# Start of Data lines

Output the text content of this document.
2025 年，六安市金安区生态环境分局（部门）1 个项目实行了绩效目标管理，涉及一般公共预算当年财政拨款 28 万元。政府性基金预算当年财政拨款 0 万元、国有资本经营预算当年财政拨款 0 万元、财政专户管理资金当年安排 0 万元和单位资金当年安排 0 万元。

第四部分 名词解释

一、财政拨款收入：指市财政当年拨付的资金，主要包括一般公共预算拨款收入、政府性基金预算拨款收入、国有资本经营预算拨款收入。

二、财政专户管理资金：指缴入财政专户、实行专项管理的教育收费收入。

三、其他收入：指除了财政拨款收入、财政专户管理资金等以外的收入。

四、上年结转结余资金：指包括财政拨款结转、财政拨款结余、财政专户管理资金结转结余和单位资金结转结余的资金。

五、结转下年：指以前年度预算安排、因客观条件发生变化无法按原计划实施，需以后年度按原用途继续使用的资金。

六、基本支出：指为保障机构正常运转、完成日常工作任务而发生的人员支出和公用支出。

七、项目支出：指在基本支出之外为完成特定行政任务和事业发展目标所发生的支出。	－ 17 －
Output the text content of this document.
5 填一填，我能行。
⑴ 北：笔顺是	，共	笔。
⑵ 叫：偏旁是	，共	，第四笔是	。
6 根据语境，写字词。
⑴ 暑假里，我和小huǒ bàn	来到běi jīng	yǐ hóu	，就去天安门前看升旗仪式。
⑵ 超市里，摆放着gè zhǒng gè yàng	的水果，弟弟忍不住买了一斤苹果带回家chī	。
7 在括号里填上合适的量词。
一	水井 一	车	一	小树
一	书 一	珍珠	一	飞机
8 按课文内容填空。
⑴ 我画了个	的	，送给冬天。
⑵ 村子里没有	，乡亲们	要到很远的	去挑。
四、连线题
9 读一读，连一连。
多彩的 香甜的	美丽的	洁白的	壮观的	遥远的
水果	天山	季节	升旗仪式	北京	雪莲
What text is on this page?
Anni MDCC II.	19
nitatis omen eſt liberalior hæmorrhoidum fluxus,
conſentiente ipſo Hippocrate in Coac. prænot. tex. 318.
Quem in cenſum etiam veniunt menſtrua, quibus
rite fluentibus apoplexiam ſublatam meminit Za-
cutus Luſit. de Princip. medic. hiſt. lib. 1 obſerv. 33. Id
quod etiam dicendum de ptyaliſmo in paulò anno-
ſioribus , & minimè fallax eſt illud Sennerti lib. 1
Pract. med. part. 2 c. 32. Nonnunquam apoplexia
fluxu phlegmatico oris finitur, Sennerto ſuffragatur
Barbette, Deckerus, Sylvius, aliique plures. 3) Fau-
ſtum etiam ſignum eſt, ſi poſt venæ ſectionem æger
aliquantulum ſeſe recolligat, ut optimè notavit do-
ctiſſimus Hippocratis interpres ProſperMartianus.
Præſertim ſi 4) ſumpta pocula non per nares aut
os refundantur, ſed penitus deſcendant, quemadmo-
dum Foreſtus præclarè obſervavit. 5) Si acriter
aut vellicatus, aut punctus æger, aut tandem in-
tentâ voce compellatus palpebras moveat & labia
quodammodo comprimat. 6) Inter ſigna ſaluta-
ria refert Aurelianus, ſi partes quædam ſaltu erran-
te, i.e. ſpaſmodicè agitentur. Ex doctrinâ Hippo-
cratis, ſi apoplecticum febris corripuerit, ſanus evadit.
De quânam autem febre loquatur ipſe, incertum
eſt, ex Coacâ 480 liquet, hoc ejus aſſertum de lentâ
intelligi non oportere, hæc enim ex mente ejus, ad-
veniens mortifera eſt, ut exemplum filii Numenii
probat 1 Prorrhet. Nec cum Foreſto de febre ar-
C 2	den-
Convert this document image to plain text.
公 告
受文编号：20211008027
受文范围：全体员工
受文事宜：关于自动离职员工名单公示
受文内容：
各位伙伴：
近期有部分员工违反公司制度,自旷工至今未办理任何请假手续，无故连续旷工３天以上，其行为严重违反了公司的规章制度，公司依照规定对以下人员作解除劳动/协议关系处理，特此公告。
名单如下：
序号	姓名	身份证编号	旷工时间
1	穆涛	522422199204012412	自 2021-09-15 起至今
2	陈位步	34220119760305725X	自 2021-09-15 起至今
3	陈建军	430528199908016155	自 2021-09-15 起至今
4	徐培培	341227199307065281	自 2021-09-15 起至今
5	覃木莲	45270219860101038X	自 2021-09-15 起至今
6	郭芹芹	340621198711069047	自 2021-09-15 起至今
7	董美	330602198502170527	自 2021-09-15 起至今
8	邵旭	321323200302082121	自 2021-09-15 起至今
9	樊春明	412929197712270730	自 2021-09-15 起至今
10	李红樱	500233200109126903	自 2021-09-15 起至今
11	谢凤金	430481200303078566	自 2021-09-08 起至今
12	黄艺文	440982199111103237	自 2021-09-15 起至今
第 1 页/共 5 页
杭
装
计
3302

# End of Data lines

**What is required:** Pull every line containing "this" from the data.

**Written answer:**
Output the text content of this document.
Output the text content of this document.
What text is on this page?
Convert this document image to plain text.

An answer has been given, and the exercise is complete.